**Consigne A**
Recopiez, dans le texte sur la tournée de La Joconde, tout ce qui va de « Le 15 février » jusqu'à « Louvre à l’Amérique. ».
**Consigne B**
D'après le texte sur la tournée de La Joconde, qui a soufflé à Malraux l'idée de prêter le tableau aux États-Unis ?

**Texte à lire**
Histoire

RÉTROVISION

1963 : la tournée triomphale de La Joconde aux États-Unis

Par Isabelle Manca · Le Journal des Arts

Le 15 février 2018 - 835 mots

L’éventualité d’un prêt – diplomatique – de la tapisserie de Bayeux au Royaume-Uni soulève les mêmes réticences de la part des conservateurs que le prêt en son temps de la star du Louvre à l’Amérique.

Diplomatie. À la mi-janvier le président Emmanuel Macron a fait sensation en annonçant qu’il souhaitait prêter la tapisserie de Bayeux au Royaume-Uni. Ce joyau médiéval, narrant la conquête de l’Angleterre par le duc de Normandie, est un puissant symbole des relations entre les deux pays. Le chef-d’œuvre, classé monument historique, n’a jamais été prêté. L’envoyer chez nos anciens ennemis héréditaires serait donc un signal politique extrêmement fort, alors que les rapports franco-britanniques accusent un sérieux refroidissement, sur fond de crise migratoire et de Brexit. Les Britanniques ont d’ailleurs chaleureusement salué ce geste d’amitié, lourd de sens.

Côté français, la nouvelle a été accueillie plus fraîchement. Une poignée de défenseurs du patrimoine et quelques journalistes ont fustigé cette initiative, invoquant la fragilité de l’œuvre et la démarche autoritaire du président de la République. Pour qui connaît l’histoire des prêts, ce petit emballement médiatique n’a toutefois rien d’inédit. L’export d’œuvres iconiques soulève, en effet, presque systématiquement un tollé. Et ce depuis la première opération du genre : la tournée de La Joconde aux États-Unis en 1963. Il s’agissait, déjà, d’un acte symbolique. En pleine guerre froide, cette ambassadrice avait ouvertement vocation à réchauffer les relations diplomatiques tendues entre les deux anciens alliés, tout en soignant l’image internationale de la France.

Un émissaire de charme
Le prêt du tableau de Léonard n’est pourtant pas à mettre au crédit du gouvernement français. L’idée a été soufflée à Malraux par un reporter du Washington Post, Edward T. Folliard. Dans l’ouvrage André Malraux et le rayonnement culturel de la France (éd. Complexe, 2004), l’un des auteurs, Herman Lebovics, relate cet échange, impensable de nos jours. Folliard « avait profité de la visite de Malraux à Washington pour demander au ministre des Affaires culturelles que l’opportunité soit donnée aux Américains d’admirer ce grand chef-d’œuvre aux États-Unis ». L’auteur du Musée imaginaire lui répond sans ambages, et sans consulter quiconque, que sa requête pourrait certainement être exaucée. Jackie Kennedy, alors première dame des États-Unis, appuie fortement la suggestion du journaliste et le deal est conclu.

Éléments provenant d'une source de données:
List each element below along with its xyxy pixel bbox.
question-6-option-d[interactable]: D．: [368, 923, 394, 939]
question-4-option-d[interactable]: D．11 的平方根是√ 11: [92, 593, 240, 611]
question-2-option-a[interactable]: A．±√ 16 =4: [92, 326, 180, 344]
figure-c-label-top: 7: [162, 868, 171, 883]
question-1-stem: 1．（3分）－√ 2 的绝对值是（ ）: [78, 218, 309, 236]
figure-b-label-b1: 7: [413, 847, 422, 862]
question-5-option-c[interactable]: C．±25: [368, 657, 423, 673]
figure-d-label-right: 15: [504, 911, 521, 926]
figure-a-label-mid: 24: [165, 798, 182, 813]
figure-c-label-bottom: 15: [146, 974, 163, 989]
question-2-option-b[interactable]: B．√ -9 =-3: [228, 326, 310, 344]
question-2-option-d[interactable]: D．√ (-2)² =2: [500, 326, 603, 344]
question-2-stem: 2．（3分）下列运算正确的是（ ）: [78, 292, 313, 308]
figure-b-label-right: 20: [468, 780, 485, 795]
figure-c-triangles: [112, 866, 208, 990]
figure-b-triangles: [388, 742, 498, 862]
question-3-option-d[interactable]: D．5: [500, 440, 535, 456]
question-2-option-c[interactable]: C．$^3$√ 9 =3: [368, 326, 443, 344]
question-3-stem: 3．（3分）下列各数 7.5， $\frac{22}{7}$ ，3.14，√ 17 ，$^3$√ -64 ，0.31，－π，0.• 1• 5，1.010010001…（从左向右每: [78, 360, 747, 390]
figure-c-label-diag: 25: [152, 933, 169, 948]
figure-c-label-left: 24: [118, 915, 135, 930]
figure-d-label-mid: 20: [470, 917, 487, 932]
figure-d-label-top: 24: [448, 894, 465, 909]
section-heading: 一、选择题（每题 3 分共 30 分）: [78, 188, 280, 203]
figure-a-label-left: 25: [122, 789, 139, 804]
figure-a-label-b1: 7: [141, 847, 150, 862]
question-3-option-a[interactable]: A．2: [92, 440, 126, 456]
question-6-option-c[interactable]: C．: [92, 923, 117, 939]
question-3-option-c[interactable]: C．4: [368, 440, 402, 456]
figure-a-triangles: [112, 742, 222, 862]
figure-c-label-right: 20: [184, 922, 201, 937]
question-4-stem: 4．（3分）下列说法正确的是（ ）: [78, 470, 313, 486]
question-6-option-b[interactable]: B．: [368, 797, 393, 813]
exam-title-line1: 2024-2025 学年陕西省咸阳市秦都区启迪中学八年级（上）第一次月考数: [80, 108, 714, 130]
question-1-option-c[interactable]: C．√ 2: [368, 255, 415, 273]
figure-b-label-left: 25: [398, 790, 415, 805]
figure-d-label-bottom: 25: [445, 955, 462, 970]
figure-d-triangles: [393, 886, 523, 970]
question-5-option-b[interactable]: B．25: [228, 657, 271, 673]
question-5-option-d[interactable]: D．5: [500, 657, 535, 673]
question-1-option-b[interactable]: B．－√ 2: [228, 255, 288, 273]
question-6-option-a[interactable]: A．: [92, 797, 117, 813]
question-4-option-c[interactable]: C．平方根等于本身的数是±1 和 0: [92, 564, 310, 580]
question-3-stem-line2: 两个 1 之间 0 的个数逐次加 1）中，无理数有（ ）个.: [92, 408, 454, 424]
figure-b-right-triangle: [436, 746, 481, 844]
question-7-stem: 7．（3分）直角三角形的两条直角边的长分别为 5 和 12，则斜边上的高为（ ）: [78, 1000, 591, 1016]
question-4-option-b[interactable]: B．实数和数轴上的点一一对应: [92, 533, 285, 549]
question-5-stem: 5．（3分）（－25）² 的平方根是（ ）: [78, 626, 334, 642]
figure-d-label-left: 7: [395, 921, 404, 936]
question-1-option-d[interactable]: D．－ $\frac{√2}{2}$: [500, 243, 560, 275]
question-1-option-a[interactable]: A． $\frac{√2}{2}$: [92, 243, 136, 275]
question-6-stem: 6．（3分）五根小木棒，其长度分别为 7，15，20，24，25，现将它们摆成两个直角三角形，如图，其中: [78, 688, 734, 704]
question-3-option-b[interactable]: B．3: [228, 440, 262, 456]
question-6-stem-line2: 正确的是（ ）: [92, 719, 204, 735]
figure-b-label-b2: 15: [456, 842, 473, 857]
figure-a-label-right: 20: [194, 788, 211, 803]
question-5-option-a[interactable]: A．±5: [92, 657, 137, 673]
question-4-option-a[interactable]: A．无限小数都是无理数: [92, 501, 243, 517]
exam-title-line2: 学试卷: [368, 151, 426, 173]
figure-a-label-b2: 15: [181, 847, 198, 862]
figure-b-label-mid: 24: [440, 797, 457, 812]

**Réponse finale A**
Le 15 février 2018 - 835 mots

L’éventualité d’un prêt – diplomatique – de la tapisserie de Bayeux au Royaume-Uni soulève les mêmes réticences de la part des conservateurs que le prêt en son temps de la star du Louvre à l’Amérique.

**Réponse finale B**
Edward T. Folliard, un reporter du Washington Post.